Requirements: All of the records below need to be copied exactly.

Records provided:
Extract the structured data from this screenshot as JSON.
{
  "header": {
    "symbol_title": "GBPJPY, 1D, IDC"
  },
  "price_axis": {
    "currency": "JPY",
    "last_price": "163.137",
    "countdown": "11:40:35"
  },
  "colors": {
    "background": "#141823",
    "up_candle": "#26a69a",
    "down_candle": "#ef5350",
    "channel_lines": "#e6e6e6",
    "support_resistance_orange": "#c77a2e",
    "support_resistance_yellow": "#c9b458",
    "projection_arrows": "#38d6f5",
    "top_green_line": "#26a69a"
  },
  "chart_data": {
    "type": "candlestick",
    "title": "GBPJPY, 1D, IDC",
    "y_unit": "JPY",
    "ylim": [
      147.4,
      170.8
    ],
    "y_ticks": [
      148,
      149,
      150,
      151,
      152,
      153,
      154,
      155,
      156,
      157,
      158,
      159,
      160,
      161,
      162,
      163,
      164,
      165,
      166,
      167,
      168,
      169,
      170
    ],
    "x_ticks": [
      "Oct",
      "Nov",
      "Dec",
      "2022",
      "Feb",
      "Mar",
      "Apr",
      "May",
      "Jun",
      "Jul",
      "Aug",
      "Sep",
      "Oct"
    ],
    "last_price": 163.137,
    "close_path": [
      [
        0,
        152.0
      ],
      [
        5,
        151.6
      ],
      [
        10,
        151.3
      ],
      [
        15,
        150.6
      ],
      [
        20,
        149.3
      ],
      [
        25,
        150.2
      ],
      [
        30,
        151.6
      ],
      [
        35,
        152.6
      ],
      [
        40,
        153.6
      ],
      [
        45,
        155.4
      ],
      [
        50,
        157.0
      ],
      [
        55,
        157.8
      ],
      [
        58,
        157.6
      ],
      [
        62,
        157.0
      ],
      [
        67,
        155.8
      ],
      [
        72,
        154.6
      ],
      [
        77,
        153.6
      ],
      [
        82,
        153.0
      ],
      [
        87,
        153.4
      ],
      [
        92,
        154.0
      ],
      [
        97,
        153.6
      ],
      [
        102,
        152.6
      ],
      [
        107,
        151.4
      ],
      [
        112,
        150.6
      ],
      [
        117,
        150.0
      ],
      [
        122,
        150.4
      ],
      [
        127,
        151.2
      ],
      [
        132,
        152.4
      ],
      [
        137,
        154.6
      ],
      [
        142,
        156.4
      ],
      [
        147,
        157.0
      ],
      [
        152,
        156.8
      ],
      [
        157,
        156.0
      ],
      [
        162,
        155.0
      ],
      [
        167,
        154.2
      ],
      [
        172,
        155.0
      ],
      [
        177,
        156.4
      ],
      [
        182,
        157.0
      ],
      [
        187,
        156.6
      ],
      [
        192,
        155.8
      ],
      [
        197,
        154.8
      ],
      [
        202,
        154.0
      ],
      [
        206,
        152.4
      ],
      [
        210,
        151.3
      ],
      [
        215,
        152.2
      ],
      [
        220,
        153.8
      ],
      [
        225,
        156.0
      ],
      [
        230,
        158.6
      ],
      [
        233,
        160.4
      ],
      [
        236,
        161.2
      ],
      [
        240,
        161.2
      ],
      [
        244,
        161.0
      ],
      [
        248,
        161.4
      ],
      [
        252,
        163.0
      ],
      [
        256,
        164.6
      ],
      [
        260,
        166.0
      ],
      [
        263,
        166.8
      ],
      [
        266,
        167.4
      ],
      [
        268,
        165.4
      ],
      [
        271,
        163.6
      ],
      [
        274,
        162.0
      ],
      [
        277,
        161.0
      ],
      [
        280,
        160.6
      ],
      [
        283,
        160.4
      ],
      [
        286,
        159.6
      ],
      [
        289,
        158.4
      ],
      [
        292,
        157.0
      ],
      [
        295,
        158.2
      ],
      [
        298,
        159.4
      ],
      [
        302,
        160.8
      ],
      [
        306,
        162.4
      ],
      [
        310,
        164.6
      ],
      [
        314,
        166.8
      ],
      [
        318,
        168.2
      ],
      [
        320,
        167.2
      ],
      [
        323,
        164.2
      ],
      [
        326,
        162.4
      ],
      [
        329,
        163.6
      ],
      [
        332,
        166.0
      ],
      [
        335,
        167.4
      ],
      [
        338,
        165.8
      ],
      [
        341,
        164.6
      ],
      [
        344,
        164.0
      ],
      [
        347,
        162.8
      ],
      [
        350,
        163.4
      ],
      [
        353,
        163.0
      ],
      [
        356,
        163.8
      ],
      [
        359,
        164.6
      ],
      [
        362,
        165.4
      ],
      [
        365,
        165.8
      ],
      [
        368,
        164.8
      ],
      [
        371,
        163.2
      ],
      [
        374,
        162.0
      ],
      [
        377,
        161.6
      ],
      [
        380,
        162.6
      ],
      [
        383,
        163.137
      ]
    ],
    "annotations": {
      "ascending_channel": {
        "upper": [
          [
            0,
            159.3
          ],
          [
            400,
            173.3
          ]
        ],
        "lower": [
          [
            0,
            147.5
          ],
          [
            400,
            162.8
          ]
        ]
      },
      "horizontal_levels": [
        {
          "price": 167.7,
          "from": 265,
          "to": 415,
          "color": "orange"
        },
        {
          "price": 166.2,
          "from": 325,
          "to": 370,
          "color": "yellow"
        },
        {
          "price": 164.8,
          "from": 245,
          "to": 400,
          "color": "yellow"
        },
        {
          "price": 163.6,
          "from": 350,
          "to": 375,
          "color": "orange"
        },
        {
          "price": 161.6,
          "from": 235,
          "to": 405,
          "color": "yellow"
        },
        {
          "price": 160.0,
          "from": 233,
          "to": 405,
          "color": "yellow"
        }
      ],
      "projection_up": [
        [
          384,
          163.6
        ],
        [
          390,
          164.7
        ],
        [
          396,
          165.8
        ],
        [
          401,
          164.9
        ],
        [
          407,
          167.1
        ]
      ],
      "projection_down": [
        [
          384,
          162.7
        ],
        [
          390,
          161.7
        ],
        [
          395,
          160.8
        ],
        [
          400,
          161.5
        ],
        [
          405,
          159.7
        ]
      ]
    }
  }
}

Complete response:
Extract the structured data from this screenshot as JSON.
{
  "header": {
    "symbol_title": "GBPJPY, 1D, IDC"
  },
  "price_axis": {
    "currency": "JPY",
    "last_price": "163.137",
    "countdown": "11:40:35"
  },
  "colors": {
    "background": "#141823",
    "up_candle": "#26a69a",
    "down_candle": "#ef5350",
    "channel_lines": "#e6e6e6",
    "support_resistance_orange": "#c77a2e",
    "support_resistance_yellow": "#c9b458",
    "projection_arrows": "#38d6f5",
    "top_green_line": "#26a69a"
  },
  "chart_data": {
    "type": "candlestick",
    "title": "GBPJPY, 1D, IDC",
    "y_unit": "JPY",
    "ylim": [
      147.4,
      170.8
    ],
    "y_ticks": [
      148,
      149,
      150,
      151,
      152,
      153,
      154,
      155,
      156,
      157,
      158,
      159,
      160,
      161,
      162,
      163,
      164,
      165,
      166,
      167,
      168,
      169,
      170
    ],
    "x_ticks": [
      "Oct",
      "Nov",
      "Dec",
      "2022",
      "Feb",
      "Mar",
      "Apr",
      "May",
      "Jun",
      "Jul",
      "Aug",
      "Sep",
      "Oct"
    ],
    "last_price": 163.137,
    "close_path": [
      [
        0,
        152.0
      ],
      [
        5,
        151.6
      ],
      [
        10,
        151.3
      ],
      [
        15,
        150.6
      ],
      [
        20,
        149.3
      ],
      [
        25,
        150.2
      ],
      [
        30,
        151.6
      ],
      [
        35,
        152.6
      ],
      [
        40,
        153.6
      ],
      [
        45,
        155.4
      ],
      [
        50,
        157.0
      ],
      [
        55,
        157.8
      ],
      [
        58,
        157.6
      ],
      [
        62,
        157.0
      ],
      [
        67,
        155.8
      ],
      [
        72,
        154.6
      ],
      [
        77,
        153.6
      ],
      [
        82,
        153.0
      ],
      [
        87,
        153.4
      ],
      [
        92,
        154.0
      ],
      [
        97,
        153.6
      ],
      [
        102,
        152.6
      ],
      [
        107,
        151.4
      ],
      [
        112,
        150.6
      ],
      [
        117,
        150.0
      ],
      [
        122,
        150.4
      ],
      [
        127,
        151.2
      ],
      [
        132,
        152.4
      ],
      [
        137,
        154.6
      ],
      [
        142,
        156.4
      ],
      [
        147,
        157.0
      ],
      [
        152,
        156.8
      ],
      [
        157,
        156.0
      ],
      [
        162,
        155.0
      ],
      [
        167,
        154.2
      ],
      [
        172,
        155.0
      ],
      [
        177,
        156.4
      ],
      [
        182,
        157.0
      ],
      [
        187,
        156.6
      ],
      [
        192,
        155.8
      ],
      [
        197,
        154.8
      ],
      [
        202,
        154.0
      ],
      [
        206,
        152.4
      ],
      [
        210,
        151.3
      ],
      [
        215,
        152.2
      ],
      [
        220,
        153.8
      ],
      [
        225,
        156.0
      ],
      [
        230,
        158.6
      ],
      [
        233,
        160.4
      ],
      [
        236,
        161.2
      ],
      [
        240,
        161.2
      ],
      [
        244,
        161.0
      ],
      [
        248,
        161.4
      ],
      [
        252,
        163.0
      ],
      [
        256,
        164.6
      ],
      [
        260,
        166.0
      ],
      [
        263,
        166.8
      ],
      [
        266,
        167.4
      ],
      [
        268,
        165.4
      ],
      [
        271,
        163.6
      ],
      [
        274,
        162.0
      ],
      [
        277,
        161.0
      ],
      [
        280,
        160.6
      ],
      [
        283,
        160.4
      ],
      [
        286,
        159.6
      ],
      [
        289,
        158.4
      ],
      [
        292,
        157.0
      ],
      [
        295,
        158.2
      ],
      [
        298,
        159.4
      ],
      [
        302,
        160.8
      ],
      [
        306,
        162.4
      ],
      [
        310,
        164.6
      ],
      [
        314,
        166.8
      ],
      [
        318,
        168.2
      ],
      [
        320,
        167.2
      ],
      [
        323,
        164.2
      ],
      [
        326,
        162.4
      ],
      [
        329,
        163.6
      ],
      [
        332,
        166.0
      ],
      [
        335,
        167.4
      ],
      [
        338,
        165.8
      ],
      [
        341,
        164.6
      ],
      [
        344,
        164.0
      ],
      [
        347,
        162.8
      ],
      [
        350,
        163.4
      ],
      [
        353,
        163.0
      ],
      [
        356,
        163.8
      ],
      [
        359,
        164.6
      ],
      [
        362,
        165.4
      ],
      [
        365,
        165.8
      ],
      [
        368,
        164.8
      ],
      [
        371,
        163.2
      ],
      [
        374,
        162.0
      ],
      [
        377,
        161.6
      ],
      [
        380,
        162.6
      ],
      [
        383,
        163.137
      ]
    ],
    "annotations": {
      "ascending_channel": {
        "upper": [
          [
            0,
            159.3
          ],
          [
            400,
            173.3
          ]
        ],
        "lower": [
          [
            0,
            147.5
          ],
          [
            400,
            162.8
          ]
        ]
      },
      "horizontal_levels": [
        {
          "price": 167.7,
          "from": 265,
          "to": 415,
          "color": "orange"
        },
        {
          "price": 166.2,
          "from": 325,
          "to": 370,
          "color": "yellow"
        },
        {
          "price": 164.8,
          "from": 245,
          "to": 400,
          "color": "yellow"
        },
        {
          "price": 163.6,
          "from": 350,
          "to": 375,
          "color": "orange"
        },
        {
          "price": 161.6,
          "from": 235,
          "to": 405,
          "color": "yellow"
        },
        {
          "price": 160.0,
          "from": 233,
          "to": 405,
          "color": "yellow"
        }
      ],
      "projection_up": [
        [
          384,
          163.6
        ],
        [
          390,
          164.7
        ],
        [
          396,
          165.8
        ],
        [
          401,
          164.9
        ],
        [
          407,
          167.1
        ]
      ],
      "projection_down": [
        [
          384,
          162.7
        ],
        [
          390,
          161.7
        ],
        [
          395,
          160.8
        ],
        [
          400,
          161.5
        ],
        [
          405,
          159.7
        ]
      ]
    }
  }
}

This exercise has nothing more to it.